§ **PROBLEM STATEMENT**: Copy out all lines in the data below containing the string "text".

§ **AVAILABLE DATA**:
*****
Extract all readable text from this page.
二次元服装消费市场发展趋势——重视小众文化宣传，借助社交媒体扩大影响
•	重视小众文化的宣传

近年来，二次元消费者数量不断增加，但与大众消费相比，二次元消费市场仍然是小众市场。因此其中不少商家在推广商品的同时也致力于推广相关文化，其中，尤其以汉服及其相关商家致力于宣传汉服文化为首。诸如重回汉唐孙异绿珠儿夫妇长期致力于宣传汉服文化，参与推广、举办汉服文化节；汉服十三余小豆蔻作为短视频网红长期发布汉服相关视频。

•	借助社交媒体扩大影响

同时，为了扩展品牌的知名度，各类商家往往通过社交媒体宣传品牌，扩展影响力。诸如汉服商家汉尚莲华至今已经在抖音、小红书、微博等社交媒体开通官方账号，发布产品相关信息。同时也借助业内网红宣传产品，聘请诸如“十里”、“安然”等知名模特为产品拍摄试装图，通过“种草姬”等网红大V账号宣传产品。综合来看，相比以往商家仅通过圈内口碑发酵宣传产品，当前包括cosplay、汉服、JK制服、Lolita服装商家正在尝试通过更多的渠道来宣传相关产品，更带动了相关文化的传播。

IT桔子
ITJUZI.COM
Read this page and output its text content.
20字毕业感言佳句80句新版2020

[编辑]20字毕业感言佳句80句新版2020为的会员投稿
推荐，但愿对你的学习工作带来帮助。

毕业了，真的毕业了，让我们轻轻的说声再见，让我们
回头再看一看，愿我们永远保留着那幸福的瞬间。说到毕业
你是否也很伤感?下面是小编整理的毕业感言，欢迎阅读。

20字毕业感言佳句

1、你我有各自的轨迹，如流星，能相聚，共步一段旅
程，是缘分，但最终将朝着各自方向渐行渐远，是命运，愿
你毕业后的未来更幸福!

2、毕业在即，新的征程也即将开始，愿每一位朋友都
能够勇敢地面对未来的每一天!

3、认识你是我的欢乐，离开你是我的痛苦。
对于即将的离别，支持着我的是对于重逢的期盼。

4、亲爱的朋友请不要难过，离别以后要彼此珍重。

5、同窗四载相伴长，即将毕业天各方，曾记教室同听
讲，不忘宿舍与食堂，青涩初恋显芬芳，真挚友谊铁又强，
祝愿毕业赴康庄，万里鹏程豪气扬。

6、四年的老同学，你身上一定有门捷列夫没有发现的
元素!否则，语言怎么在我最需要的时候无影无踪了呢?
*****
§ **EXERCISE ANSWER**:
Extract all readable text from this page.
Read this page and output its text content.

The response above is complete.